WHAT IS ASKED
Find all lines in the records that include the word "而板块运动使得大陆地壳进一步演化", and copy them out.

(Stored entries)
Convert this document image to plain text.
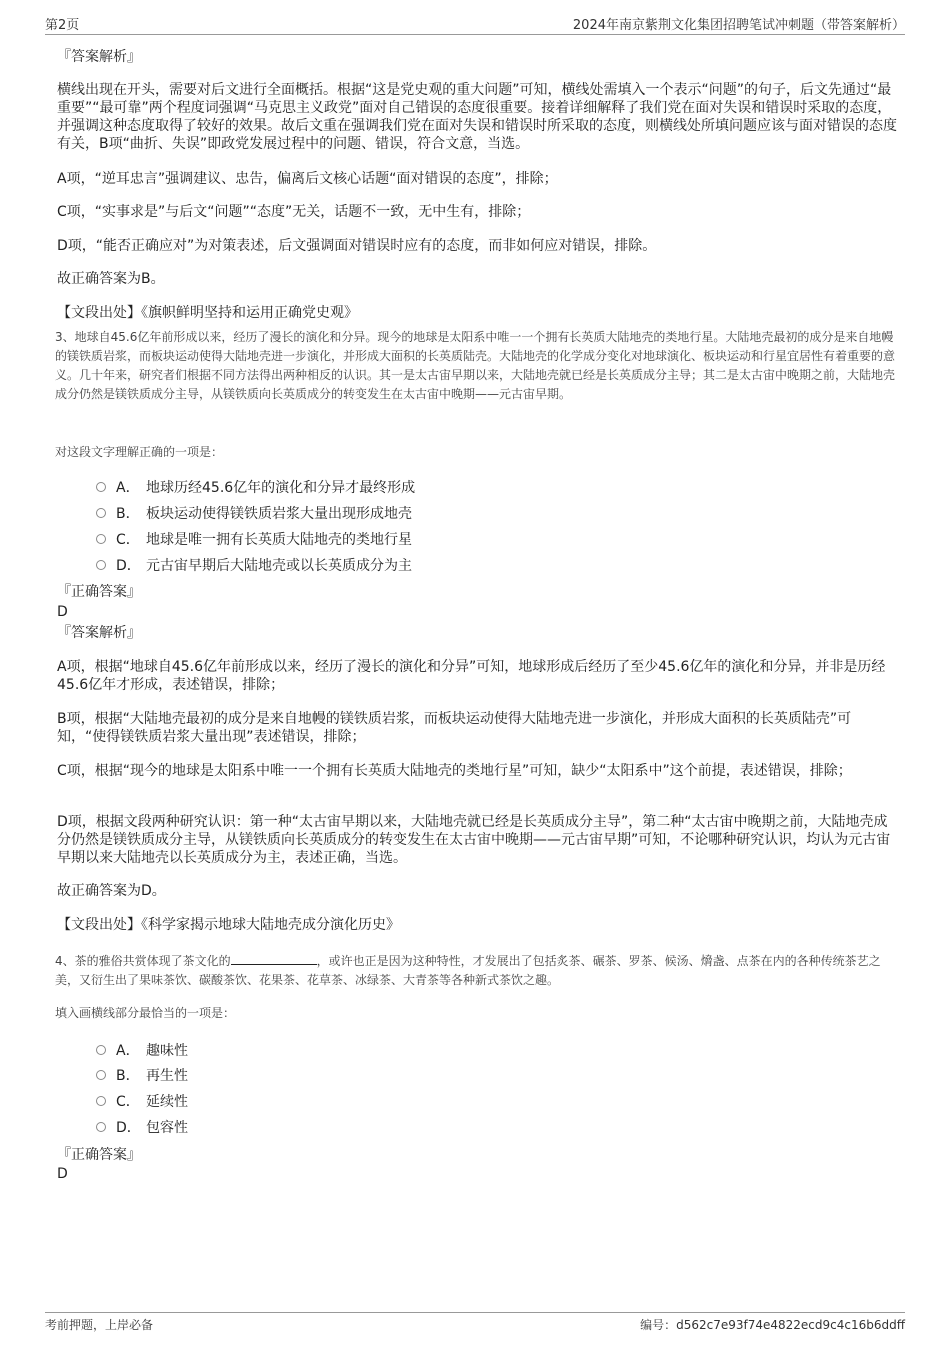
第2页	2024年南京紫荆文化集团招聘笔试冲刺题（带答案解析）

『答案解析』

横线出现在开头，需要对后文进行全面概括。根据“这是党史观的重大问题”可知，横线处需填入一个表示“问题”的句子，后文先通过“最重要”“最可靠”两个程度词强调“马克思主义政党”面对自己错误的态度很重要。接着详细解释了我们党在面对失误和错误时采取的态度，并强调这种态度取得了较好的效果。故后文重在强调我们党在面对失误和错误时所采取的态度，则横线处所填问题应该与面对错误的态度有关，B项“曲折、失误”即政党发展过程中的问题、错误，符合文意，当选。

A项，“逆耳忠言”强调建议、忠告，偏离后文核心话题“面对错误的态度”，排除；

C项，“实事求是”与后文“问题”“态度”无关，话题不一致，无中生有，排除；

D项，“能否正确应对”为对策表述，后文强调面对错误时应有的态度，而非如何应对错误，排除。

故正确答案为B。

【文段出处】《旗帜鲜明坚持和运用正确党史观》

3、地球自45.6亿年前形成以来，经历了漫长的演化和分异。现今的地球是太阳系中唯一一个拥有长英质大陆地壳的类地行星。大陆地壳最初的成分是来自地幔的镁铁质岩浆，而板块运动使得大陆地壳进一步演化，并形成大面积的长英质陆壳。大陆地壳的化学成分变化对地球演化、板块运动和行星宜居性有着重要的意义。几十年来，研究者们根据不同方法得出两种相反的认识。其一是太古宙早期以来，大陆地壳就已经是长英质成分主导；其二是太古宙中晚期之前，大陆地壳成分仍然是镁铁质成分主导，从镁铁质向长英质成分的转变发生在太古宙中晚期——元古宙早期。

对这段文字理解正确的一项是：

A． 地球历经45.6亿年的演化和分异才最终形成
B． 板块运动使得镁铁质岩浆大量出现形成地壳
C． 地球是唯一拥有长英质大陆地壳的类地行星
D． 元古宙早期后大陆地壳或以长英质成分为主

『正确答案』

D

『答案解析』

A项，根据“地球自45.6亿年前形成以来，经历了漫长的演化和分异”可知，地球形成后经历了至少45.6亿年的演化和分异，并非是历经45.6亿年才形成，表述错误，排除；

B项，根据“大陆地壳最初的成分是来自地幔的镁铁质岩浆，而板块运动使得大陆地壳进一步演化，并形成大面积的长英质陆壳”可知，“使得镁铁质岩浆大量出现”表述错误，排除；

C项，根据“现今的地球是太阳系中唯一一个拥有长英质大陆地壳的类地行星”可知，缺少“太阳系中”这个前提，表述错误，排除；

D项，根据文段两种研究认识：第一种“太古宙早期以来，大陆地壳就已经是长英质成分主导”，第二种“太古宙中晚期之前，大陆地壳成分仍然是镁铁质成分主导，从镁铁质向长英质成分的转变发生在太古宙中晚期——元古宙早期”可知，不论哪种研究认识，均认为元古宙早期以来大陆地壳以长英质成分为主，表述正确，当选。

故正确答案为D。

【文段出处】《科学家揭示地球大陆地壳成分演化历史》

4、茶的雅俗共赏体现了茶文化的	，或许也正是因为这种特性，才发展出了包括炙茶、碾茶、罗茶、候汤、熁盏、点茶在内的各种传统茶艺之美，又衍生出了果味茶饮、碳酸茶饮、花果茶、花草茶、冰绿茶、大青茶等各种新式茶饮之趣。

填入画横线部分最恰当的一项是：

A． 趣味性
B． 再生性
C． 延续性
D． 包容性

『正确答案』

D

考前押题，上岸必备	编号：d562c7e93f74e4822ecd9c4c16b6ddff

ANSWER TO THIS PROBLEM
3、地球自45.6亿年前形成以来，经历了漫长的演化和分异。现今的地球是太阳系中唯一一个拥有长英质大陆地壳的类地行星。大陆地壳最初的成分是来自地幔的镁铁质岩浆，而板块运动使得大陆地壳进一步演化，并形成大面积的长英质陆壳。大陆地壳的化学成分变化对地球演化、板块运动和行星宜居性有着重要的意义。几十年来，研究者们根据不同方法得出两种相反的认识。其一是太古宙早期以来，大陆地壳就已经是长英质成分主导；其二是太古宙中晚期之前，大陆地壳成分仍然是镁铁质成分主导，从镁铁质向长英质成分的转变发生在太古宙中晚期——元古宙早期。
B项，根据“大陆地壳最初的成分是来自地幔的镁铁质岩浆，而板块运动使得大陆地壳进一步演化，并形成大面积的长英质陆壳”可知，“使得镁铁质岩浆大量出现”表述错误，排除；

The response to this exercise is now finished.